Trecho para ler ▸
/---
Posso resumir minha posição em poucos tópicos:

  • Esta prática da escola se tornou arcaica, envelhecida e deveria ser repensada porque perdeu sua razão de ser diante de um mundo que mudou muito em pouco tempo e trouxe às novas gerações mais informação e um estilo de vida mais autônomo;
  • Devem permanecer as práticas antigas, que sempre sustentaram a transmissão de conhecimentos entre gerações, tais como o cultivo de valores morais, da criatividade, da autoria;
  • Se a lição de casa fosse algo de valor, não seria comparada a um ” dever”, uma obrigação, que , como tal, atrai uma conduta reativa por parte das crianças e gera problemas na relação com os pais e professores;
  • A mulher está inserida no mercado de trabalho e passa grande parte do seu tempo fora de casa, o que dificulta o acompanhamento extra-escolar das crianças, que geralmente é feito pela mãe. Quem tem condições contrata uma professora particular para exercer esta função. Mas, quem não tem…
  •  A lição de casa causa conflitos, gritos, brigas, desgastando as relações familiares e ocupando o pouco tempo de convivência que pais e filhos ainda desfrutam. Gera culpa nas crianças e nos adultos.

Os professores costumam dizer: “Se os pais acompanham de perto a vida escolar dos filhos, esses se saem melhor na escola”  e isso leva a família a estudar com as crianças, a fazer as lições de casa junto com elas, a providenciar trabalhos, a coletar informações na internet etc.  Esta situação contém um  equívoco : O importante a é a aprendizagem do aluno ou os resultados que ele obtém? O que é mais valorizado pela escola e pelas famílias: O processo ou o produto?

Aprender é uma tarefa solitária, que a criança precisa realizar sem a ajuda dos pais. Só é aprendido aquilo que se integra à rede neural  do indivíduo.  A função dos pais é bem maior do que isso:

  • É acompanhar a vida do filho, dando-lhe a oportunidade de ele próprio se responsabilizar por sua vida escolar;
  • É estimular no filho a vontade de formular perguntas que envolvem o conhecimento, de dirigi-las aos pais e de ficar interessado nas respostas;
  • É dar ao filho a chance de ele saber que é capaz de enfrentar sua própria batalha sozinho e dar conta dela.

Os professores também alegam que a lição de casa é necessária para fixar a aprendizagem. Será que quatro horas diária de aulas não são suficientes para isso?  Alegam também que as tarefas passadas para serem realizadas em casa desenvolvem a responsabilidade. Será que as crianças que praticam esportes ou dança, que estudam línguas, não têm oportunidades, em tais atividades, de se tornarem responsáveis? E aquelas que assumem tarefas domésticas no lugar de adultos, que são responsáveis muitas vezes pela criação de irmãos menores?
\---
Registros do conjunto de dados de layout:
/---
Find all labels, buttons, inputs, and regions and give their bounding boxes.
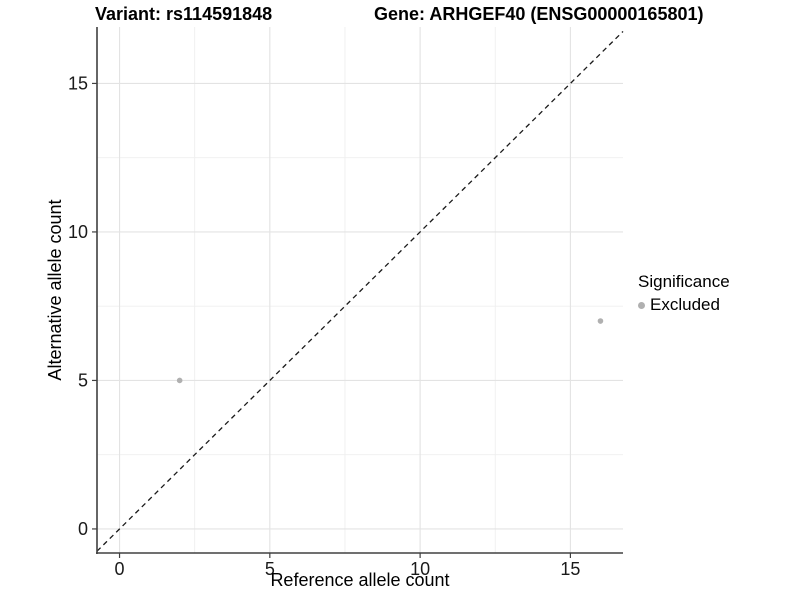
plot-title-variant: Variant: rs114591848 xyxy=(95,4,273,24)
y-tick-label: 10 xyxy=(68,222,88,242)
legend-item-excluded: Excluded xyxy=(638,295,730,315)
y-tick-label: 0 xyxy=(78,519,88,539)
data-point xyxy=(176,377,183,384)
x-axis-title: Reference allele count xyxy=(270,570,450,590)
legend-title: Significance xyxy=(638,272,730,291)
x-tick-label: 15 xyxy=(560,559,580,579)
plot-title-gene: Gene: ARHGEF40 (ENSG00000165801) xyxy=(374,4,704,24)
identity-line xyxy=(96,30,624,552)
x-tick-label: 0 xyxy=(115,559,125,579)
data-point xyxy=(597,318,604,324)
legend: Significance Excluded xyxy=(638,272,730,315)
legend-key-dot-icon xyxy=(638,301,645,309)
legend-item-label: Excluded xyxy=(650,295,720,314)
y-tick-label: 15 xyxy=(68,73,88,93)
y-tick-label: 5 xyxy=(78,370,88,390)
x-tick-label: 10 xyxy=(410,559,430,579)
y-axis-title: Alternative allele count xyxy=(45,199,65,381)
x-tick-label: 5 xyxy=(265,559,275,579)
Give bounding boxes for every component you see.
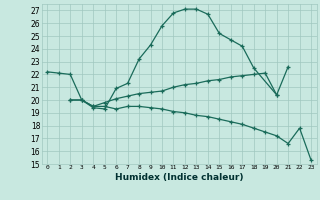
X-axis label: Humidex (Indice chaleur): Humidex (Indice chaleur) [115,173,244,182]
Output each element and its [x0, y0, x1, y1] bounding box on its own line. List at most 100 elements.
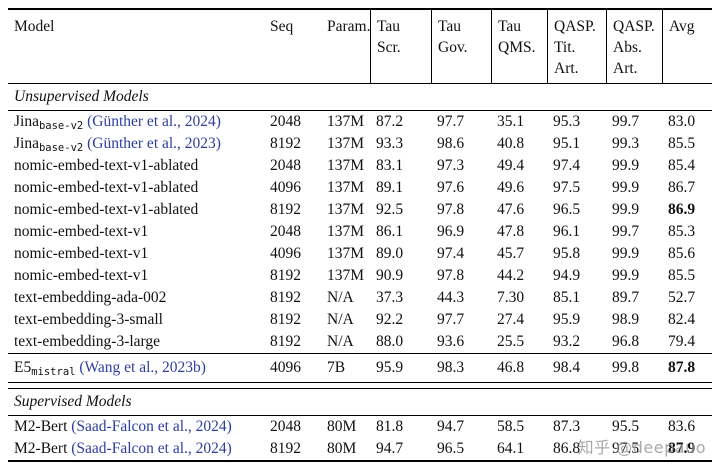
qasp-tit-value: 95.1 — [553, 135, 581, 152]
separator-rule — [8, 388, 712, 389]
model-subscript: mistral — [31, 366, 76, 378]
model-name: nomic-embed-text-v1 — [14, 267, 149, 284]
avg-value: 85.4 — [668, 157, 696, 174]
table-row: E5mistral (Wang et al., 2023b) 4096 7B 95.9… — [8, 357, 708, 379]
qasp-abs-value: 99.9 — [612, 267, 640, 284]
tau-scr-value: 83.1 — [376, 157, 404, 174]
tau-gov-value: 97.7 — [437, 311, 465, 328]
table-row: text-embedding-ada-002 8192 N/A 37.3 44.3 7.3… — [8, 287, 708, 309]
qasp-tit-value: 96.5 — [553, 201, 581, 218]
tau-gov-value: 97.6 — [437, 179, 465, 196]
qasp-abs-value: 99.7 — [612, 113, 640, 130]
tau-gov-value: 96.9 — [437, 223, 465, 240]
tau-scr-value: 89.1 — [376, 179, 404, 196]
qasp-abs-value: 99.7 — [612, 223, 640, 240]
avg-value: 85.5 — [668, 267, 696, 284]
model-cell: M2-Bert (Saad-Falcon et al., 2024) — [8, 438, 264, 460]
tau-qms-value: 44.2 — [497, 267, 525, 284]
qasp-tit-value: 86.8 — [553, 440, 581, 457]
model-cell: nomic-embed-text-v1-ablated — [8, 199, 264, 221]
avg-value: 86.9 — [668, 201, 696, 218]
bottom-rule — [8, 460, 712, 462]
tau-qms-value: 7.30 — [497, 289, 525, 306]
tau-gov-value: 96.5 — [437, 440, 465, 457]
unsupervised-rows-block: Jina base-v2 (Günther et al., 2024) 2048 13… — [8, 111, 712, 353]
tau-gov-value: 98.3 — [437, 359, 465, 376]
model-name: Jina — [14, 113, 39, 130]
header-label: Abs. — [613, 39, 642, 56]
qasp-tit-value: 94.9 — [553, 267, 581, 284]
tau-qms-value: 25.5 — [497, 333, 525, 350]
seq-value: 8192 — [270, 201, 301, 218]
header-label: Tau — [498, 18, 522, 35]
param-value: N/A — [327, 289, 354, 306]
model-cell: nomic-embed-text-v1 — [8, 221, 264, 243]
citation-link[interactable]: (Wang et al., 2023b) — [75, 359, 206, 376]
tau-scr-value: 37.3 — [376, 289, 404, 306]
tau-gov-value: 44.3 — [437, 289, 465, 306]
qasp-abs-value: 99.8 — [612, 359, 640, 376]
citation-link[interactable]: (Saad-Falcon et al., 2024) — [67, 418, 232, 435]
model-cell: M2-Bert (Saad-Falcon et al., 2024) — [8, 416, 264, 438]
model-cell: text-embedding-3-small — [8, 309, 264, 331]
header-label: Tau — [438, 18, 462, 35]
qasp-abs-value: 96.8 — [612, 333, 640, 350]
table-row: nomic-embed-text-v1 4096 137M 89.0 97.4 45.7 9… — [8, 243, 708, 265]
tau-scr-value: 92.2 — [376, 311, 404, 328]
param-value: 80M — [327, 418, 357, 435]
qasp-tit-value: 98.4 — [553, 359, 581, 376]
param-value: 137M — [327, 179, 365, 196]
separator-rule — [8, 382, 712, 383]
qasp-tit-value: 97.5 — [553, 179, 581, 196]
citation-link[interactable]: (Günther et al., 2024) — [83, 113, 221, 130]
col-header-model: Model — [8, 10, 264, 83]
avg-value: 85.3 — [668, 223, 696, 240]
separator-rule — [8, 353, 712, 354]
qasp-tit-value: 95.9 — [553, 311, 581, 328]
tau-scr-value: 95.9 — [376, 359, 404, 376]
avg-value: 83.0 — [668, 113, 696, 130]
model-cell: E5mistral (Wang et al., 2023b) — [8, 357, 264, 379]
qasp-abs-value: 97.5 — [612, 440, 640, 457]
header-label: Art. — [613, 60, 638, 77]
model-cell: nomic-embed-text-v1 — [8, 243, 264, 265]
qasp-abs-value: 99.9 — [612, 157, 640, 174]
model-name: nomic-embed-text-v1-ablated — [14, 157, 199, 174]
model-name: nomic-embed-text-v1-ablated — [14, 179, 199, 196]
tau-gov-value: 97.7 — [437, 113, 465, 130]
citation-link[interactable]: (Saad-Falcon et al., 2024) — [67, 440, 232, 457]
avg-value: 83.6 — [668, 418, 696, 435]
qasp-tit-value: 85.1 — [553, 289, 581, 306]
model-subscript: base-v2 — [38, 142, 84, 154]
seq-value: 2048 — [270, 418, 301, 435]
separator-rule — [8, 83, 712, 84]
tau-scr-value: 87.2 — [376, 113, 404, 130]
header-label: Scr. — [377, 39, 401, 56]
col-header-qasp-tit: QASP. Tit. Art. — [547, 10, 606, 83]
model-name: nomic-embed-text-v1 — [14, 245, 149, 262]
header-label: QMS. — [498, 39, 536, 56]
param-value: 137M — [327, 113, 365, 130]
citation-link[interactable]: (Günther et al., 2023) — [83, 135, 221, 152]
avg-value: 87.9 — [668, 440, 696, 457]
header-label: Param. — [327, 18, 371, 35]
col-header-avg: Avg — [662, 10, 708, 83]
model-name: E5 — [14, 359, 32, 376]
param-value: N/A — [327, 311, 354, 328]
tau-scr-value: 94.7 — [376, 440, 404, 457]
tau-gov-value: 93.6 — [437, 333, 465, 350]
tau-scr-value: 81.8 — [376, 418, 404, 435]
seq-value: 2048 — [270, 157, 301, 174]
seq-value: 4096 — [270, 245, 301, 262]
avg-value: 82.4 — [668, 311, 696, 328]
avg-value: 86.7 — [668, 179, 696, 196]
section-title-supervised: Supervised Models — [14, 393, 132, 410]
tau-qms-value: 64.1 — [497, 440, 525, 457]
tau-qms-value: 49.6 — [497, 179, 525, 196]
header-label: Art. — [554, 60, 579, 77]
seq-value: 8192 — [270, 311, 301, 328]
table-row: nomic-embed-text-v1-ablated 8192 137M 92.5 9… — [8, 199, 708, 221]
header-label: QASP. — [613, 18, 655, 35]
model-name: M2-Bert — [14, 418, 68, 435]
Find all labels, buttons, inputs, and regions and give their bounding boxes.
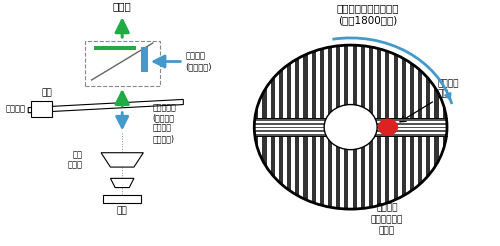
\---
Desafio 1 ▸
Responda com base no trecho sobre a lição de casa:
(a) Por quem geralmente é feito o acompanhamento extraescolar das crianças?
(b) Quantas horas diárias de aulas são mencionadas?
(c) Para que os professores alegam que a lição de casa é necessária?
Desafio 2 ▸
Transcreva do trecho sobre a lição de casa a parte que começa nas palavras "Aprender é uma" e termina logo depois de "dar conta dela.".

Resposta correta 1 ▸
(a) Pela mãe.
(b) Quatro horas.
(c) Para fixar a aprendizagem.

Resposta correta 2 ▸
Aprender é uma tarefa solitária, que a criança precisa realizar sem a ajuda dos pais. Só é aprendido aquilo que se integra à rede neural  do indivíduo.  A função dos pais é bem maior do que isso:

  • É acompanhar a vida do filho, dando-lhe a oportunidade de ele próprio se responsabilizar por sua vida escolar;
  • É estimular no filho a vontade de formular perguntas que envolvem o conhecimento, de dirigi-las aos pais e de ficar interessado nas respostas;
  • É dar ao filho a chance de ele saber que é capaz de enfrentar sua própria batalha sozinho e dar conta dela.